[Data excerpts]
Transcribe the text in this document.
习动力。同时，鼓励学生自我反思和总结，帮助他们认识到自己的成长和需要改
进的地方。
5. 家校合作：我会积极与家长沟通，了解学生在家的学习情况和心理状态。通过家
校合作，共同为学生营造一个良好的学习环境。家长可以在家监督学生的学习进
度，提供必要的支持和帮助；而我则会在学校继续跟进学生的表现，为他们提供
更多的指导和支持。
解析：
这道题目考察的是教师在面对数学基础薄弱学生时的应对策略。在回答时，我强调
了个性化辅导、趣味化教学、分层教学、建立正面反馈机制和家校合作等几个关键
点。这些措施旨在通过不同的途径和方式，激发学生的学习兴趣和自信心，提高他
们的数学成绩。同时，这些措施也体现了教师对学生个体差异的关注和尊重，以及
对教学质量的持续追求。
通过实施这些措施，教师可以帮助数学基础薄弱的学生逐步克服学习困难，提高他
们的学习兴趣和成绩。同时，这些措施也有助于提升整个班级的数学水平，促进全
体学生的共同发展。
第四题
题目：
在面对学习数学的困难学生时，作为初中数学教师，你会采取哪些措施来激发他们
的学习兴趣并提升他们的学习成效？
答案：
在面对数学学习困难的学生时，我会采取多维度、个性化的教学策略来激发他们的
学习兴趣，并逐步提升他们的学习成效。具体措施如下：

#### PROBLEM TO SOLVE:
Print the listing above in full, exactly as it is.

#### FINAL RESULT:
Transcribe the text in this document.
习动力。同时，鼓励学生自我反思和总结，帮助他们认识到自己的成长和需要改
进的地方。
5. 家校合作：我会积极与家长沟通，了解学生在家的学习情况和心理状态。通过家
校合作，共同为学生营造一个良好的学习环境。家长可以在家监督学生的学习进
度，提供必要的支持和帮助；而我则会在学校继续跟进学生的表现，为他们提供
更多的指导和支持。
解析：
这道题目考察的是教师在面对数学基础薄弱学生时的应对策略。在回答时，我强调
了个性化辅导、趣味化教学、分层教学、建立正面反馈机制和家校合作等几个关键
点。这些措施旨在通过不同的途径和方式，激发学生的学习兴趣和自信心，提高他
们的数学成绩。同时，这些措施也体现了教师对学生个体差异的关注和尊重，以及
对教学质量的持续追求。
通过实施这些措施，教师可以帮助数学基础薄弱的学生逐步克服学习困难，提高他
们的学习兴趣和成绩。同时，这些措施也有助于提升整个班级的数学水平，促进全
体学生的共同发展。
第四题
题目：
在面对学习数学的困难学生时，作为初中数学教师，你会采取哪些措施来激发他们
的学习兴趣并提升他们的学习成效？
答案：
在面对数学学习困难的学生时，我会采取多维度、个性化的教学策略来激发他们的
学习兴趣，并逐步提升他们的学习成效。具体措施如下：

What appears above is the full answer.